==== SUPPLIED RECORDS

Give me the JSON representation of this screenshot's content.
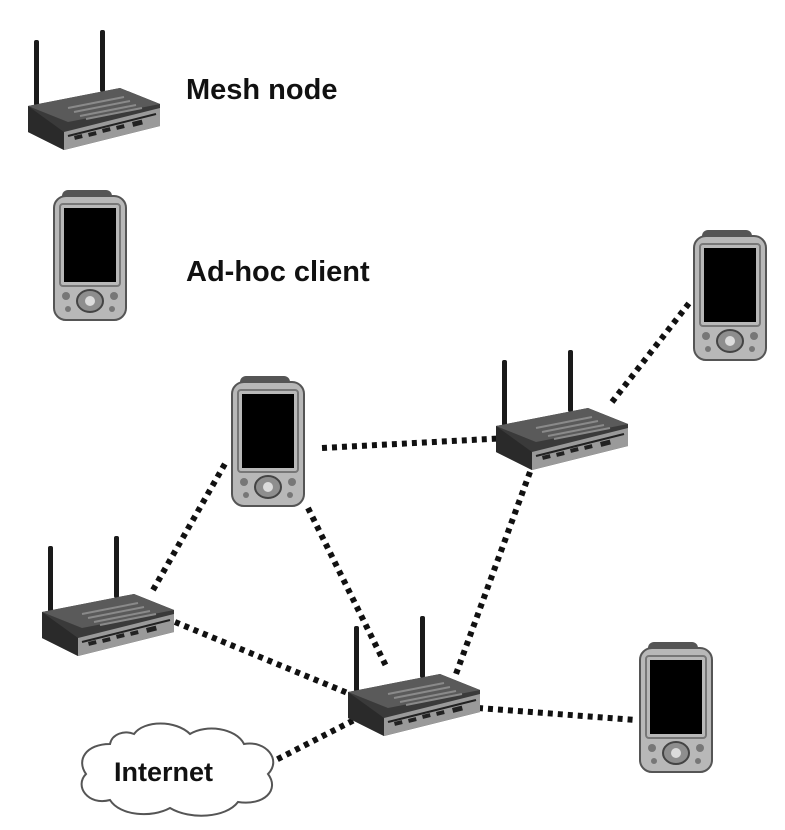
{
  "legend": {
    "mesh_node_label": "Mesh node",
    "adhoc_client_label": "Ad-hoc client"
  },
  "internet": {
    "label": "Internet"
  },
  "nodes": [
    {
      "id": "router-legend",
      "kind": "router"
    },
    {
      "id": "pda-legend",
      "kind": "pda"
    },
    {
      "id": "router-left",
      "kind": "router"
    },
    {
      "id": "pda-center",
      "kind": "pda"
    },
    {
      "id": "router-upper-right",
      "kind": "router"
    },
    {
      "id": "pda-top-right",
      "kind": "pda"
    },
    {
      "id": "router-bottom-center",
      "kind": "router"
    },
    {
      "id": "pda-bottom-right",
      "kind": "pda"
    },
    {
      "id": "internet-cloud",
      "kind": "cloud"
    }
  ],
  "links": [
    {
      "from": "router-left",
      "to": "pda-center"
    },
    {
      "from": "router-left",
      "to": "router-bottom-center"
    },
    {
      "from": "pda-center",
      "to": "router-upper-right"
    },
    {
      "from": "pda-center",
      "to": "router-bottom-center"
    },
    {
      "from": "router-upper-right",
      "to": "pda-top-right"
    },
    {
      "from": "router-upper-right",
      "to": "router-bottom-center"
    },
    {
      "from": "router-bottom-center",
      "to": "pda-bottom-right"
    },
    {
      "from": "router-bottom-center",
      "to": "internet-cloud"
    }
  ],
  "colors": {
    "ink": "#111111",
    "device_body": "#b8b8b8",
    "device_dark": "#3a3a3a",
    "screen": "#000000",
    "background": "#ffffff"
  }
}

========

-- REQUEST --
The records above are to be quoted exactly, with all pictures left out.

-- EXERCISE ANSWER --
Give me the JSON representation of this screenshot's content.
{
  "legend": {
    "mesh_node_label": "Mesh node",
    "adhoc_client_label": "Ad-hoc client"
  },
  "internet": {
    "label": "Internet"
  },
  "nodes": [
    {
      "id": "router-legend",
      "kind": "router"
    },
    {
      "id": "pda-legend",
      "kind": "pda"
    },
    {
      "id": "router-left",
      "kind": "router"
    },
    {
      "id": "pda-center",
      "kind": "pda"
    },
    {
      "id": "router-upper-right",
      "kind": "router"
    },
    {
      "id": "pda-top-right",
      "kind": "pda"
    },
    {
      "id": "router-bottom-center",
      "kind": "router"
    },
    {
      "id": "pda-bottom-right",
      "kind": "pda"
    },
    {
      "id": "internet-cloud",
      "kind": "cloud"
    }
  ],
  "links": [
    {
      "from": "router-left",
      "to": "pda-center"
    },
    {
      "from": "router-left",
      "to": "router-bottom-center"
    },
    {
      "from": "pda-center",
      "to": "router-upper-right"
    },
    {
      "from": "pda-center",
      "to": "router-bottom-center"
    },
    {
      "from": "router-upper-right",
      "to": "pda-top-right"
    },
    {
      "from": "router-upper-right",
      "to": "router-bottom-center"
    },
    {
      "from": "router-bottom-center",
      "to": "pda-bottom-right"
    },
    {
      "from": "router-bottom-center",
      "to": "internet-cloud"
    }
  ],
  "colors": {
    "ink": "#111111",
    "device_body": "#b8b8b8",
    "device_dark": "#3a3a3a",
    "screen": "#000000",
    "background": "#ffffff"
  }
}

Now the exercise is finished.